**TASK REQUIREMENTS:**
State the number of lines, and only that number, in which the word "color" appears.

>> Start DATA SHOWN

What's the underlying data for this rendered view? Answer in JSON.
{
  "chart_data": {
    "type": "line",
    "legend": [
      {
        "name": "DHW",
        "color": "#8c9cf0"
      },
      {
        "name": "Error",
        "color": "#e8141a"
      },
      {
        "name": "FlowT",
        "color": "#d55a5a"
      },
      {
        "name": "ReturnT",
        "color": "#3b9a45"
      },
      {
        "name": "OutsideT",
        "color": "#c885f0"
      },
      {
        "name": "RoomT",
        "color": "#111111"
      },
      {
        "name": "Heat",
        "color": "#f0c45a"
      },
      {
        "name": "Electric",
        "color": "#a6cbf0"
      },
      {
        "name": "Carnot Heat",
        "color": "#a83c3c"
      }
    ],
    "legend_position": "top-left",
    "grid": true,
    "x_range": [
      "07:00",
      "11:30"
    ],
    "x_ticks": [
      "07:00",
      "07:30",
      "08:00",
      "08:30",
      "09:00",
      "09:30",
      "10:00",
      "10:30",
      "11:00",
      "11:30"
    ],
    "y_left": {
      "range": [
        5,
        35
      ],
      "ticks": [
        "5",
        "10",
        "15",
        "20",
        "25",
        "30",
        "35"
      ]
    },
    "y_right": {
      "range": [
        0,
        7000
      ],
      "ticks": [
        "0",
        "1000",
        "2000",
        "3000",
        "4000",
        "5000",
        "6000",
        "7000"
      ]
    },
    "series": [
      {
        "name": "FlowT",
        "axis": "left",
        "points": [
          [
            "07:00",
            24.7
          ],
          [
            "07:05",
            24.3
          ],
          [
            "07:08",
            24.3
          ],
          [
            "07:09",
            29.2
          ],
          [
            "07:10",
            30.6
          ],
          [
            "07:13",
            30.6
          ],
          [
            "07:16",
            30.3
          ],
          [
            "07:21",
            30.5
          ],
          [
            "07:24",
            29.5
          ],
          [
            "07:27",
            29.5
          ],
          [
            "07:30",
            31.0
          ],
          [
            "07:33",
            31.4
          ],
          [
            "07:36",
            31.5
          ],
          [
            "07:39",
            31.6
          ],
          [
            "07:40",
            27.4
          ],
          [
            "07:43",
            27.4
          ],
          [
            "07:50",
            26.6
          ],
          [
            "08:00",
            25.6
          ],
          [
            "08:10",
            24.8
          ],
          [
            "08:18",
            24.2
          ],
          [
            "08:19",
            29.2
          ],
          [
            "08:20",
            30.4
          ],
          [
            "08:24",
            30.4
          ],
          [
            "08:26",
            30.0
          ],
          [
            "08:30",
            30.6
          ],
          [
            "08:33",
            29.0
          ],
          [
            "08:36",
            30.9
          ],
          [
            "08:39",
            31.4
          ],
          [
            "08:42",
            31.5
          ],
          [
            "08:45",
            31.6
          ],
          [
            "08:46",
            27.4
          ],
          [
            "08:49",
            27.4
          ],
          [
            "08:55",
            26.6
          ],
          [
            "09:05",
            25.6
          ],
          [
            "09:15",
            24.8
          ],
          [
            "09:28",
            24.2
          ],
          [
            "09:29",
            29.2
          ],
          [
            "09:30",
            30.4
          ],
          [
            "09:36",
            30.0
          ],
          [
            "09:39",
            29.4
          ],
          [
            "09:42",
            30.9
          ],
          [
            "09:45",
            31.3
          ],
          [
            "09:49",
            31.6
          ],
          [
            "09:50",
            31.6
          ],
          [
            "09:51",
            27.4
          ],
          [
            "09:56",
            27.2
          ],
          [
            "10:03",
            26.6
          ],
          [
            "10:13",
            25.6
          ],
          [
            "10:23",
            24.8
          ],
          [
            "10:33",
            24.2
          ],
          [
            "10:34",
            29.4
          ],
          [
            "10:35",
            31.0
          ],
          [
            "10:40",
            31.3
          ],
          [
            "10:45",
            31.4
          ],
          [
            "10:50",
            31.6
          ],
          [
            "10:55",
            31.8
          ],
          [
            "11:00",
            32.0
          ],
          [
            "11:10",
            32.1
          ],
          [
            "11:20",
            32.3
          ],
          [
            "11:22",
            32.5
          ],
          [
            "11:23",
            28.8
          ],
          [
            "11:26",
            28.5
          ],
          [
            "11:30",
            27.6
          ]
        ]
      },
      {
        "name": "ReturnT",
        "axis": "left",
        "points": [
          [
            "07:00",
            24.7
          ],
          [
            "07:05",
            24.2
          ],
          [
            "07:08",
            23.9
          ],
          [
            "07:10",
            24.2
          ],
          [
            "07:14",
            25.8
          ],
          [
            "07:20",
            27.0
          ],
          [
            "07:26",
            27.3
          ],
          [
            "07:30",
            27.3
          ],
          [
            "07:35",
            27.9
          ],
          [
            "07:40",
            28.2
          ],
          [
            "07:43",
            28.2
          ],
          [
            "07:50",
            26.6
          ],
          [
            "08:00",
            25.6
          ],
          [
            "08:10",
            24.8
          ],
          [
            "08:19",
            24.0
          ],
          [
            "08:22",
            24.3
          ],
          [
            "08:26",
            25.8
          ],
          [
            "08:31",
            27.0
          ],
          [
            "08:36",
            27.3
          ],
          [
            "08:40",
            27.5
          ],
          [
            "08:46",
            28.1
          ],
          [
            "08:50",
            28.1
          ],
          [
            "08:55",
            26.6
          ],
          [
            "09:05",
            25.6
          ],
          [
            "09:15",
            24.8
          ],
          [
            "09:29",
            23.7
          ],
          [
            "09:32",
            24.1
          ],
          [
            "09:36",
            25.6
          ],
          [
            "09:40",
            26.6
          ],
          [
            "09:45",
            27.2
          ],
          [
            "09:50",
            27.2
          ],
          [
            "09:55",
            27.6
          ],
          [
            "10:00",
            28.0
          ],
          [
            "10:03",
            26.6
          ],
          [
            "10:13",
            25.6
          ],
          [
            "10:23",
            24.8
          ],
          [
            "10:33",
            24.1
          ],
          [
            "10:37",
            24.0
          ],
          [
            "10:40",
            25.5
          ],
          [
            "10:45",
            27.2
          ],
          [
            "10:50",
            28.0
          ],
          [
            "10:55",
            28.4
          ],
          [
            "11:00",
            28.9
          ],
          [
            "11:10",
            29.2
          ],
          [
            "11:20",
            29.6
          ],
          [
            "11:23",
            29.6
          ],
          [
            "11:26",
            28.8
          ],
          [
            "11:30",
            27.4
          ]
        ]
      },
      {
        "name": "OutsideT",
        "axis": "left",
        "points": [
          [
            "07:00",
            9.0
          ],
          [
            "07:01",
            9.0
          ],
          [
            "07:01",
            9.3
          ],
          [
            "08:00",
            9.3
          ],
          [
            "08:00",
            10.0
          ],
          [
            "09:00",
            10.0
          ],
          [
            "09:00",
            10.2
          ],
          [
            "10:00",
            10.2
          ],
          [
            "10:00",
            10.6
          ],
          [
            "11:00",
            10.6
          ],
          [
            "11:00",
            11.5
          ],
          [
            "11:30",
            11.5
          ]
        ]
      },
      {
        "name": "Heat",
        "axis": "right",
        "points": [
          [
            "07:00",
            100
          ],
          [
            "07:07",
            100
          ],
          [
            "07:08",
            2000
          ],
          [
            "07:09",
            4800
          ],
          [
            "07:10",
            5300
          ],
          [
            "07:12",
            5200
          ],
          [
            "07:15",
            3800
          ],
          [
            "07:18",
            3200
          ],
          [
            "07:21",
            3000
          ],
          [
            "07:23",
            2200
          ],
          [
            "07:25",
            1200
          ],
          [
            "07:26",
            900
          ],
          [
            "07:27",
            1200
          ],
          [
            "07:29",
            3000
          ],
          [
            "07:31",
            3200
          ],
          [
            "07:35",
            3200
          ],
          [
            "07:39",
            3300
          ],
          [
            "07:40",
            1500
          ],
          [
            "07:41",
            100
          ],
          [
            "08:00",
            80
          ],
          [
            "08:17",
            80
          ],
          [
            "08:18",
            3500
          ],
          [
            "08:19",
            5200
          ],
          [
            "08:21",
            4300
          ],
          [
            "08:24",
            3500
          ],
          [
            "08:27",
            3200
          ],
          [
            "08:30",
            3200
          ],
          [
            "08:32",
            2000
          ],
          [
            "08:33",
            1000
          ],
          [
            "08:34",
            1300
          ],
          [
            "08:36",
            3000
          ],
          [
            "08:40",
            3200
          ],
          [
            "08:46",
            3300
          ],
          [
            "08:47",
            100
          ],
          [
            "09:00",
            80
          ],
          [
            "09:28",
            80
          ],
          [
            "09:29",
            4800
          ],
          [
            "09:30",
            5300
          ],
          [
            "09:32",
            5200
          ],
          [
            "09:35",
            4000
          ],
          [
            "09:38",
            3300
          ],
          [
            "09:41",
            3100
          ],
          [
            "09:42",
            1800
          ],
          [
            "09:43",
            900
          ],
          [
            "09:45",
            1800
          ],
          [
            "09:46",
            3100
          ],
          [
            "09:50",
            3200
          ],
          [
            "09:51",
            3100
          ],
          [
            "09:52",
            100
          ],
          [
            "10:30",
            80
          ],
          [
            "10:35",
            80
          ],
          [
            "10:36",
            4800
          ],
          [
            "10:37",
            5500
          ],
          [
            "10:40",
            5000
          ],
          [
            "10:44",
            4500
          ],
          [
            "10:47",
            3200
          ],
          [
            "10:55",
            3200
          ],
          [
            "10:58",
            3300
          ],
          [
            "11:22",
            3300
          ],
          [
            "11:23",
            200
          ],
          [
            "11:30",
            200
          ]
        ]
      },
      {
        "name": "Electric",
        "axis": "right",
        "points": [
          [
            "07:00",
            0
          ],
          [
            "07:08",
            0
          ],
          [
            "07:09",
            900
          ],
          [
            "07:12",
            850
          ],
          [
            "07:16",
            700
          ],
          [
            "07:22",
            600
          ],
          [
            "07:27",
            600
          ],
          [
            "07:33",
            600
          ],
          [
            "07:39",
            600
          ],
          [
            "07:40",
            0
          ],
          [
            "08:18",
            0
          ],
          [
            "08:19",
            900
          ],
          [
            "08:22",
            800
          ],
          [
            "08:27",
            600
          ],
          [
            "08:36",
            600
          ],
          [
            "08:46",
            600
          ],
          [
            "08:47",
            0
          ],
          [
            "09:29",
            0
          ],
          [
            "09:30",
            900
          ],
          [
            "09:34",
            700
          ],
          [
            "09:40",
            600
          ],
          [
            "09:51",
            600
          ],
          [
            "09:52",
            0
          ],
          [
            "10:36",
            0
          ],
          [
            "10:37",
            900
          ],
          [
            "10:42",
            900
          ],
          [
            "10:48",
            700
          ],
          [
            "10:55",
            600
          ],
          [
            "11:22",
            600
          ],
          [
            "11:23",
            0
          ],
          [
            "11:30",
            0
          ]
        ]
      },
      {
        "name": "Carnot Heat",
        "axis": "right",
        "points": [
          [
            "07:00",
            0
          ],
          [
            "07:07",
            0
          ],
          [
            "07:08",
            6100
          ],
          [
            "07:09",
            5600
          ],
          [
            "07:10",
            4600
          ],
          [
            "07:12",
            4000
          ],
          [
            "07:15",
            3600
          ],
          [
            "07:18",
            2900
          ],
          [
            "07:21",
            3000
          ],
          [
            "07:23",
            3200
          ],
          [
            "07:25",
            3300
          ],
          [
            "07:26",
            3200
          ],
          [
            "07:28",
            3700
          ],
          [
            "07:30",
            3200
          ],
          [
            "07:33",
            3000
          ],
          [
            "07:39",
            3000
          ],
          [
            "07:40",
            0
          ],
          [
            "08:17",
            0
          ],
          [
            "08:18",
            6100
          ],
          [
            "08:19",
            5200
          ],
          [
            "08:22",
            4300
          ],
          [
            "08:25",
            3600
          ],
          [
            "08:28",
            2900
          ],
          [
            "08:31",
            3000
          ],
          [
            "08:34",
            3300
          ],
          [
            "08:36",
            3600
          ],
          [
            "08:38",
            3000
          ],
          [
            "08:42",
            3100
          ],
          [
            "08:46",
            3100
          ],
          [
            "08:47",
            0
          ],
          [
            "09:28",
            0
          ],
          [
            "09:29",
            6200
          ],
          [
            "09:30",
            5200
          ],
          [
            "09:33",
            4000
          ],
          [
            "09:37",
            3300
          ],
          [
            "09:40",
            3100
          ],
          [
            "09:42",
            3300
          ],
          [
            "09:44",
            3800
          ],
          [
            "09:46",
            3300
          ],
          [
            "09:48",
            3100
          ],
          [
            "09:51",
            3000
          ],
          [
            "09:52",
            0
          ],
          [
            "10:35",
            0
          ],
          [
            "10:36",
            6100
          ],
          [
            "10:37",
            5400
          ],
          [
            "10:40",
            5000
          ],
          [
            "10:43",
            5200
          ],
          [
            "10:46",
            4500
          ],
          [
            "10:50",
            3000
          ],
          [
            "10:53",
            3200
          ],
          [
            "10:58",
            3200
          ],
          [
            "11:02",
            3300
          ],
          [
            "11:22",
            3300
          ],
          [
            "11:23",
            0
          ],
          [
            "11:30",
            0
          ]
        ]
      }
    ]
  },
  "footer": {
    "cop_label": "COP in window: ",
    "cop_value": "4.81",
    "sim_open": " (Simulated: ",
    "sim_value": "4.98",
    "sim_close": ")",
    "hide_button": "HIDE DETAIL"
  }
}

>> End DATA SHOWN

**ANSWER TO THE EXERCISE:**
9